Saved entries
_ _ _ _ _ _ _

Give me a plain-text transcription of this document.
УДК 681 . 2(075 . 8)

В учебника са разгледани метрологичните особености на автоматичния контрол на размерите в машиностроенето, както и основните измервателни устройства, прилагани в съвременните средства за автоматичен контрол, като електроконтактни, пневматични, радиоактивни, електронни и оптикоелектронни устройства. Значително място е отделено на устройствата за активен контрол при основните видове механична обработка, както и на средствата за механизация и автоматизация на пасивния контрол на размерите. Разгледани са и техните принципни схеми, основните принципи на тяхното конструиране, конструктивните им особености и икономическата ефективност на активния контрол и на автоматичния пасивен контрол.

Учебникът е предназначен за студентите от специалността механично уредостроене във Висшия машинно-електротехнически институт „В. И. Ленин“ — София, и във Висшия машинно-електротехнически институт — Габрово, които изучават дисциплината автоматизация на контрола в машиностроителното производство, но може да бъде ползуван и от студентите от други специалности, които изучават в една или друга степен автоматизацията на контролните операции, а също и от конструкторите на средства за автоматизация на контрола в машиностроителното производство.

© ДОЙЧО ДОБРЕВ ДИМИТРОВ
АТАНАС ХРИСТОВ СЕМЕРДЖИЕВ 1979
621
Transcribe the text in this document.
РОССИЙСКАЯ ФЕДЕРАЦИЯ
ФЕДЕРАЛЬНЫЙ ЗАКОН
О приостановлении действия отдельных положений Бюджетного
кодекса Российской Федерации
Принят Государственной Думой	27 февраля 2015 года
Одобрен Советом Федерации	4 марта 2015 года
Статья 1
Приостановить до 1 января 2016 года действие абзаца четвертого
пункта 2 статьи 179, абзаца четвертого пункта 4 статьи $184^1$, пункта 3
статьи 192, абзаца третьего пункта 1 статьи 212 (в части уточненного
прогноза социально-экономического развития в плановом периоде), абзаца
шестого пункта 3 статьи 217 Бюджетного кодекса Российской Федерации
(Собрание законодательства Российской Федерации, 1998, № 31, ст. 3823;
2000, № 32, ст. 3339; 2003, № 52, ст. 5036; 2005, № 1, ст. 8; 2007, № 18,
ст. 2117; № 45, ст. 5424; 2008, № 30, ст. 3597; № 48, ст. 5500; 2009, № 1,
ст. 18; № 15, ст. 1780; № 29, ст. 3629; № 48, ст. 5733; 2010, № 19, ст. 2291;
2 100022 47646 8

_ _ _ _ _ _ _

Exercise task
Repeat the data above exactly.

Output below
Give me a plain-text transcription of this document.
УДК 681 . 2(075 . 8)

В учебника са разгледани метрологичните особености на автоматичния контрол на размерите в машиностроенето, както и основните измервателни устройства, прилагани в съвременните средства за автоматичен контрол, като електроконтактни, пневматични, радиоактивни, електронни и оптикоелектронни устройства. Значително място е отделено на устройствата за активен контрол при основните видове механична обработка, както и на средствата за механизация и автоматизация на пасивния контрол на размерите. Разгледани са и техните принципни схеми, основните принципи на тяхното конструиране, конструктивните им особености и икономическата ефективност на активния контрол и на автоматичния пасивен контрол.

Учебникът е предназначен за студентите от специалността механично уредостроене във Висшия машинно-електротехнически институт „В. И. Ленин“ — София, и във Висшия машинно-електротехнически институт — Габрово, които изучават дисциплината автоматизация на контрола в машиностроителното производство, но може да бъде ползуван и от студентите от други специалности, които изучават в една или друга степен автоматизацията на контролните операции, а също и от конструкторите на средства за автоматизация на контрола в машиностроителното производство.

© ДОЙЧО ДОБРЕВ ДИМИТРОВ
АТАНАС ХРИСТОВ СЕМЕРДЖИЕВ 1979
621
Transcribe the text in this document.
РОССИЙСКАЯ ФЕДЕРАЦИЯ
ФЕДЕРАЛЬНЫЙ ЗАКОН
О приостановлении действия отдельных положений Бюджетного
кодекса Российской Федерации
Принят Государственной Думой	27 февраля 2015 года
Одобрен Советом Федерации	4 марта 2015 года
Статья 1
Приостановить до 1 января 2016 года действие абзаца четвертого
пункта 2 статьи 179, абзаца четвертого пункта 4 статьи $184^1$, пункта 3
статьи 192, абзаца третьего пункта 1 статьи 212 (в части уточненного
прогноза социально-экономического развития в плановом периоде), абзаца
шестого пункта 3 статьи 217 Бюджетного кодекса Российской Федерации
(Собрание законодательства Российской Федерации, 1998, № 31, ст. 3823;
2000, № 32, ст. 3339; 2003, № 52, ст. 5036; 2005, № 1, ст. 8; 2007, № 18,
ст. 2117; № 45, ст. 5424; 2008, № 30, ст. 3597; № 48, ст. 5500; 2009, № 1,
ст. 18; № 15, ст. 1780; № 29, ст. 3629; № 48, ст. 5733; 2010, № 19, ст. 2291;
2 100022 47646 8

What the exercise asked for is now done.